------ Supplied information

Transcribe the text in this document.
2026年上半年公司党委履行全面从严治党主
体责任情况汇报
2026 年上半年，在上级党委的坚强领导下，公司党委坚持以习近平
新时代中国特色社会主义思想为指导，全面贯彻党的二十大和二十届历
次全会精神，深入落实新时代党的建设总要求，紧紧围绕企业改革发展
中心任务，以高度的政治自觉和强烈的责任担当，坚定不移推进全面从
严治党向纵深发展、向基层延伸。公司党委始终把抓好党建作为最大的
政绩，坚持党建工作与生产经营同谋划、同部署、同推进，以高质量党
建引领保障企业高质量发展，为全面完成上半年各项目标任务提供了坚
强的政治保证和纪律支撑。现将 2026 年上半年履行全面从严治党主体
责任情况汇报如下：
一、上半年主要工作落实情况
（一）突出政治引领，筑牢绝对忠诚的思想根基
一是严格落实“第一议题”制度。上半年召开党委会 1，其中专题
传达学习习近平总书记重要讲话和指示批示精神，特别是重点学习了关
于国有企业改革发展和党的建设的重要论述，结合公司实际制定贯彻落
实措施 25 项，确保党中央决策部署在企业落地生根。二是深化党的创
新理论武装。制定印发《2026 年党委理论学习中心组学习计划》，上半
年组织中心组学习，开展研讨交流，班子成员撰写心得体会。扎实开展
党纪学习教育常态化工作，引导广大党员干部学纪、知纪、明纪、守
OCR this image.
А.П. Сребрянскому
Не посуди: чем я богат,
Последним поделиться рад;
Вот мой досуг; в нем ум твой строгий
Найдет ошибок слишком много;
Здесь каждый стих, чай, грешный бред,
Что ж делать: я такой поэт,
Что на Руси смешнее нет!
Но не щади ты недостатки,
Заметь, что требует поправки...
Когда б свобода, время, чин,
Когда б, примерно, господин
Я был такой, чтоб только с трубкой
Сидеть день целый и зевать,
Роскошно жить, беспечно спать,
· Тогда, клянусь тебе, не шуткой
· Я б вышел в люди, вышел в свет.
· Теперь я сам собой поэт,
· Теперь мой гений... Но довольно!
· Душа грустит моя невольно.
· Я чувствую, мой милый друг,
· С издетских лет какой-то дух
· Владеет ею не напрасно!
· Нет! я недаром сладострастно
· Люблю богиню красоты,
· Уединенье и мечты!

------------

- [What is needed]:
In the entries above, identify every line with the word "поэт". Copy those lines.

- [Exercise response]:
Что ж делать: я такой поэт,
· Теперь я сам собой поэт,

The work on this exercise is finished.